# Input:
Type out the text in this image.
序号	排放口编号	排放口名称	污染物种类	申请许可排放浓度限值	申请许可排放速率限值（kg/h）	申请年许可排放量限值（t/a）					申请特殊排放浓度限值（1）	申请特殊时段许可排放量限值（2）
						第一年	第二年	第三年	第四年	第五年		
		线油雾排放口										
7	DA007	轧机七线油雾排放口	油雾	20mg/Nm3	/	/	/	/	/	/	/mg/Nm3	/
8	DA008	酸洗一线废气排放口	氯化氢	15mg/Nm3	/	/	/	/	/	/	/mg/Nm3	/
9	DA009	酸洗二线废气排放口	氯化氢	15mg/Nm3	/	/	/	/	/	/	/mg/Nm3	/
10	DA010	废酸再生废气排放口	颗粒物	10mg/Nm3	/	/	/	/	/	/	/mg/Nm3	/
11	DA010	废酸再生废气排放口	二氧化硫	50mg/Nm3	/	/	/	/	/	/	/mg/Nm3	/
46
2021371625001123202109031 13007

# Do this:
Extract the full listing above without altering anything.

# Right answer:
Type out the text in this image.
序号	排放口编号	排放口名称	污染物种类	申请许可排放浓度限值	申请许可排放速率限值（kg/h）	申请年许可排放量限值（t/a）					申请特殊排放浓度限值（1）	申请特殊时段许可排放量限值（2）
						第一年	第二年	第三年	第四年	第五年		
		线油雾排放口										
7	DA007	轧机七线油雾排放口	油雾	20mg/Nm3	/	/	/	/	/	/	/mg/Nm3	/
8	DA008	酸洗一线废气排放口	氯化氢	15mg/Nm3	/	/	/	/	/	/	/mg/Nm3	/
9	DA009	酸洗二线废气排放口	氯化氢	15mg/Nm3	/	/	/	/	/	/	/mg/Nm3	/
10	DA010	废酸再生废气排放口	颗粒物	10mg/Nm3	/	/	/	/	/	/	/mg/Nm3	/
11	DA010	废酸再生废气排放口	二氧化硫	50mg/Nm3	/	/	/	/	/	/	/mg/Nm3	/
46
2021371625001123202109031 13007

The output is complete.